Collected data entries
━━━━━━━━
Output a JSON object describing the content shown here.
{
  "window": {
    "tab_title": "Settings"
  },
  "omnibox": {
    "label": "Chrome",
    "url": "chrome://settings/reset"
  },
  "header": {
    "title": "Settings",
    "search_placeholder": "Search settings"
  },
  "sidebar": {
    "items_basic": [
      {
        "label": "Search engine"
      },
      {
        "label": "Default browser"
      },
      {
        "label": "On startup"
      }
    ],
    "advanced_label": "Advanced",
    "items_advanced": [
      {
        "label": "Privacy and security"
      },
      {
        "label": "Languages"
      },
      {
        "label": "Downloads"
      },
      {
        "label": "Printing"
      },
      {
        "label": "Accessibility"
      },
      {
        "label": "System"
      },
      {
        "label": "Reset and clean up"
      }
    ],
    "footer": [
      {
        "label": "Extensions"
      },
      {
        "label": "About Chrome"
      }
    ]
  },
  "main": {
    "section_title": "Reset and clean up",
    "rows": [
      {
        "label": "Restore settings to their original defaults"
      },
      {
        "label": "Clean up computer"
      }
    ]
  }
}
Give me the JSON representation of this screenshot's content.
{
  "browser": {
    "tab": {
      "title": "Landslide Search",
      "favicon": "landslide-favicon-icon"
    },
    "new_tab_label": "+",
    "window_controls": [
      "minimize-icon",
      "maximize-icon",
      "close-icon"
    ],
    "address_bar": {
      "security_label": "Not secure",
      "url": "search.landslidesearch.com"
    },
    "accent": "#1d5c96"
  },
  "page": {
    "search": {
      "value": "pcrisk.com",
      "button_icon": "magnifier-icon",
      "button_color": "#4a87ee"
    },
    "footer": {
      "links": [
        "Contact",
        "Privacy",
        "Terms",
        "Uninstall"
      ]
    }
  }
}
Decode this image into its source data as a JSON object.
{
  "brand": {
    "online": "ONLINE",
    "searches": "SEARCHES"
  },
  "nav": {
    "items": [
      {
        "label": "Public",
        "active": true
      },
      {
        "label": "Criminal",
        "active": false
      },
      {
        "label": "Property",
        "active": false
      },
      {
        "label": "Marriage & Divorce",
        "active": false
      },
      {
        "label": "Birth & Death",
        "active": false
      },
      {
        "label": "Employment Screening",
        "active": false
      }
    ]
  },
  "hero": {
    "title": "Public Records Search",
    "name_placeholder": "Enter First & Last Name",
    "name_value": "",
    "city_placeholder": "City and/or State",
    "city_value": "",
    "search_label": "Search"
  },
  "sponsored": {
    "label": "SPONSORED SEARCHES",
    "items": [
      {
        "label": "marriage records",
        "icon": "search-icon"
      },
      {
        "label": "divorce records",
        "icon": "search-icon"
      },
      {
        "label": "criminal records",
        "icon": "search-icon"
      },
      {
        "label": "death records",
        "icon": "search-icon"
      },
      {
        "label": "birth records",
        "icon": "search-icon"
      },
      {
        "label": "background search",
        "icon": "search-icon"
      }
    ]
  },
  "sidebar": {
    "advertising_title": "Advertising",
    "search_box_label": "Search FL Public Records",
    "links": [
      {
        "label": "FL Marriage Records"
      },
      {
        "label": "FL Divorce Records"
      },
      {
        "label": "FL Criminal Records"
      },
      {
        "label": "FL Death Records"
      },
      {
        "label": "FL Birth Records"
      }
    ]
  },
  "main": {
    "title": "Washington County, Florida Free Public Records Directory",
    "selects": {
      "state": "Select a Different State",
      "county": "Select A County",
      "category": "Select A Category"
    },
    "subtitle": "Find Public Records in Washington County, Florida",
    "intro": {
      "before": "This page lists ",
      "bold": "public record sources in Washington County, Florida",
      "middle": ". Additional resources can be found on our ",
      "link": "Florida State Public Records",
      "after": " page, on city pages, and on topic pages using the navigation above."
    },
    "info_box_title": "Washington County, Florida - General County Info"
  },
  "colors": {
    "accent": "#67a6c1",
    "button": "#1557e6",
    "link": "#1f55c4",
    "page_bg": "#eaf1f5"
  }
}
━━━━━━━━
Written task: Retype the material in full, character for character.

Reply to the exercise:
Output a JSON object describing the content shown here.
{
  "window": {
    "tab_title": "Settings"
  },
  "omnibox": {
    "label": "Chrome",
    "url": "chrome://settings/reset"
  },
  "header": {
    "title": "Settings",
    "search_placeholder": "Search settings"
  },
  "sidebar": {
    "items_basic": [
      {
        "label": "Search engine"
      },
      {
        "label": "Default browser"
      },
      {
        "label": "On startup"
      }
    ],
    "advanced_label": "Advanced",
    "items_advanced": [
      {
        "label": "Privacy and security"
      },
      {
        "label": "Languages"
      },
      {
        "label": "Downloads"
      },
      {
        "label": "Printing"
      },
      {
        "label": "Accessibility"
      },
      {
        "label": "System"
      },
      {
        "label": "Reset and clean up"
      }
    ],
    "footer": [
      {
        "label": "Extensions"
      },
      {
        "label": "About Chrome"
      }
    ]
  },
  "main": {
    "section_title": "Reset and clean up",
    "rows": [
      {
        "label": "Restore settings to their original defaults"
      },
      {
        "label": "Clean up computer"
      }
    ]
  }
}
Give me the JSON representation of this screenshot's content.
{
  "browser": {
    "tab": {
      "title": "Landslide Search",
      "favicon": "landslide-favicon-icon"
    },
    "new_tab_label": "+",
    "window_controls": [
      "minimize-icon",
      "maximize-icon",
      "close-icon"
    ],
    "address_bar": {
      "security_label": "Not secure",
      "url": "search.landslidesearch.com"
    },
    "accent": "#1d5c96"
  },
  "page": {
    "search": {
      "value": "pcrisk.com",
      "button_icon": "magnifier-icon",
      "button_color": "#4a87ee"
    },
    "footer": {
      "links": [
        "Contact",
        "Privacy",
        "Terms",
        "Uninstall"
      ]
    }
  }
}
Decode this image into its source data as a JSON object.
{
  "brand": {
    "online": "ONLINE",
    "searches": "SEARCHES"
  },
  "nav": {
    "items": [
      {
        "label": "Public",
        "active": true
      },
      {
        "label": "Criminal",
        "active": false
      },
      {
        "label": "Property",
        "active": false
      },
      {
        "label": "Marriage & Divorce",
        "active": false
      },
      {
        "label": "Birth & Death",
        "active": false
      },
      {
        "label": "Employment Screening",
        "active": false
      }
    ]
  },
  "hero": {
    "title": "Public Records Search",
    "name_placeholder": "Enter First & Last Name",
    "name_value": "",
    "city_placeholder": "City and/or State",
    "city_value": "",
    "search_label": "Search"
  },
  "sponsored": {
    "label": "SPONSORED SEARCHES",
    "items": [
      {
        "label": "marriage records",
        "icon": "search-icon"
      },
      {
        "label": "divorce records",
        "icon": "search-icon"
      },
      {
        "label": "criminal records",
        "icon": "search-icon"
      },
      {
        "label": "death records",
        "icon": "search-icon"
      },
      {
        "label": "birth records",
        "icon": "search-icon"
      },
      {
        "label": "background search",
        "icon": "search-icon"
      }
    ]
  },
  "sidebar": {
    "advertising_title": "Advertising",
    "search_box_label": "Search FL Public Records",
    "links": [
      {
        "label": "FL Marriage Records"
      },
      {
        "label": "FL Divorce Records"
      },
      {
        "label": "FL Criminal Records"
      },
      {
        "label": "FL Death Records"
      },
      {
        "label": "FL Birth Records"
      }
    ]
  },
  "main": {
    "title": "Washington County, Florida Free Public Records Directory",
    "selects": {
      "state": "Select a Different State",
      "county": "Select A County",
      "category": "Select A Category"
    },
    "subtitle": "Find Public Records in Washington County, Florida",
    "intro": {
      "before": "This page lists ",
      "bold": "public record sources in Washington County, Florida",
      "middle": ". Additional resources can be found on our ",
      "link": "Florida State Public Records",
      "after": " page, on city pages, and on topic pages using the navigation above."
    },
    "info_box_title": "Washington County, Florida - General County Info"
  },
  "colors": {
    "accent": "#67a6c1",
    "button": "#1557e6",
    "link": "#1f55c4",
    "page_bg": "#eaf1f5"
  }
}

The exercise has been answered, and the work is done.